## Brief
Continue the opinion column about Democrats and the shrinking racial diversity of the presidential field, picking up right after its last sentence.

## Document excerpt

┌────────

Dayton Daily News

Democrats must be ready for a fight — without falling apart

- Clarence Page

Now that Cory Booker has dropped out of the Democratic presidenti­al race, it must come as a relief to some of his critics that white people still have an opportunit­y to be president.

I’m referring, with my sarcastic tongue firmly in cheek, to the critics who thought the New Jersey senator was being a bit too candid when he complained a few days before Christmas about dwindling racial diversity on the Democratic debate stage.

“I’m a little angry,” he said on MSNBC. “I have to say that we started with one of the most diverse fields in our history, giving people pride, and it’s a damn shame now that the only African American woman in this race, who has been speaking to issues that need to be brought up, is now no longer in it.”

He was referring to Sen. Kamala Harris of California, who had just dropped out on Dec. 3. Former Secretary of Housing and Urban Developmen­t Julian Castro dropped out Jan. 2. When Booker failed to qualify for the December debate, businessma­n Andrew Yang echoed Booker, perhaps a bit more tactfully: “It’s both an honor and disappoint­ment to be the lone candidate of color on this stage tonight.”

Booker dropped out earlier this month, and Yang, polling at about 3%, fell short of the mark to qualify for the most recent debate stage.

└────────

Stored items
┌────────

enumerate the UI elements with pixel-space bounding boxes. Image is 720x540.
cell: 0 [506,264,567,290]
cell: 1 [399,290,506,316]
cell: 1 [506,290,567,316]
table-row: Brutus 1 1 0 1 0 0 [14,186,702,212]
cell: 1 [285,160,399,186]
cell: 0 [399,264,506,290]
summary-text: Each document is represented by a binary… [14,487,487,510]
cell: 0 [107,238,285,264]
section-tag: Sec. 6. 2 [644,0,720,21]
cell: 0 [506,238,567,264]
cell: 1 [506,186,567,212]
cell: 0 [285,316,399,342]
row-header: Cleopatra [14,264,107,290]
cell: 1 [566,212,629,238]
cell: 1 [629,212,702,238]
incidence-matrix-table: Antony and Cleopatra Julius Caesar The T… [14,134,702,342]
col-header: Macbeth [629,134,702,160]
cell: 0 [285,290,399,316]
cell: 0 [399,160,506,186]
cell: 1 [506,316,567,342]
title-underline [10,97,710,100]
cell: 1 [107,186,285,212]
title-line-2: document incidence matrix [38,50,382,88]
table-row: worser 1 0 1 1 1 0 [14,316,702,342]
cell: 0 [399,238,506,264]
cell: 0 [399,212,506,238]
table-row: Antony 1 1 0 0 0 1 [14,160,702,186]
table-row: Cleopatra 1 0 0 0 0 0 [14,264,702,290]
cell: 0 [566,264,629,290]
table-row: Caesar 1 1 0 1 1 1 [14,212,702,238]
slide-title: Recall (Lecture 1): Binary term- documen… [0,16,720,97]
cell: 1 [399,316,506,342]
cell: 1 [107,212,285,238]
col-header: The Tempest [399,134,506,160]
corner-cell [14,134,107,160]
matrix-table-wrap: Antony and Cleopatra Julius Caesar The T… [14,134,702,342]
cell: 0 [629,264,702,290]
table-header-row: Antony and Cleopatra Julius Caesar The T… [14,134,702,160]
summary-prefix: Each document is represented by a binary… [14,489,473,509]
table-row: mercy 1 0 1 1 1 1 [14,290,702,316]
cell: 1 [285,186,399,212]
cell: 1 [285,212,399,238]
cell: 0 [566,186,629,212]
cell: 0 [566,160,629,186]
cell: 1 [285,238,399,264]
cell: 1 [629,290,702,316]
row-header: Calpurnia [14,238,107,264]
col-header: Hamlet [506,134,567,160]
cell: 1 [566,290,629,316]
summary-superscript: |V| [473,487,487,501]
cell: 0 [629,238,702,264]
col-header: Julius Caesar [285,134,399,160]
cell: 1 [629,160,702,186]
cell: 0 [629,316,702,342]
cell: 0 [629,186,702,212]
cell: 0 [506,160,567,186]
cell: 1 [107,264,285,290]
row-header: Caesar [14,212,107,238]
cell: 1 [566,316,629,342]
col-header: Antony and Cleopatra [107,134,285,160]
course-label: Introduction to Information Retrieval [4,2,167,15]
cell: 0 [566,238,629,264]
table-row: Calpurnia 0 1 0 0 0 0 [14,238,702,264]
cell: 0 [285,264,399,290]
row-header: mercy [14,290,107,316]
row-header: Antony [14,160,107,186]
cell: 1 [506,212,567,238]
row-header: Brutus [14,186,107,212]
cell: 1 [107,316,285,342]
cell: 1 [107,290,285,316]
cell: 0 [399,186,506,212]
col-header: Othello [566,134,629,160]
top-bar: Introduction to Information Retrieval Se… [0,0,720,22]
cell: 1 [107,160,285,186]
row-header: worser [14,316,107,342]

└────────

## Response
How ironic that, during a week in which the hashtag #OscarsTooW­hite has been trending, the party most concerned with racial and gender diversity has sparked hashtags like #DemSoWhite. Sarcasm always trends.

But, when you think about it, racial and gender diversity in a party’s outreach makes sense, even if it usually is couched euphemisti­cally with such phrases as Bill Clinton’s “looks like America.” Democrats learned that the hard way when Hillary Clinton’s black voter turnout in 2016 dropped to what it usually had been before President Barack Obama’s two elections, in which black turnout broke previous records.

But as Booker’s candidacy shows, merely being a young and promising Rhodes scholar with appealing ideas is not enough, regardless of one’s gender or color. Obama’s victories might look easy in hindsight, but he, too, had to strike the delicate balance between the expectatio­ns of various groups as he pitched his own agenda of “hope” and “change.”

That’s why Booker’s withdrawal leaves a lot of people, whether they supported or opposed him, scratching their heads.

Booker’s campaign lacked a memorable theme to separate him from the rest of the teeming Democratic herd — as Obama did, pardon the painfully inevitable comparison, when he offered “hope” and “change.”

Witness the mileage that Vermont Sen. Bernie Sanders gained from bringing universal health care into the mainstream — or Andrew Yang’s surprising success with his universal basic income idea.

A candidate has to get out and fight for his or her idea with a passion. We saw some of that breakout recently between Sanders and his rival in the party’s progressiv­e wing, Elizabeth Warren. The Massachuse­tts senator confirmed reports that Sanders, contrary to his denials, told her that he didn’t think a woman could win this year’s election.

A lot of Democrats and their allies bemoaned this revival of factional feuding in the progressiv­e family. If it gets out of hand, the divisions could spill over into the general election campaign and the party’s eventual nominee.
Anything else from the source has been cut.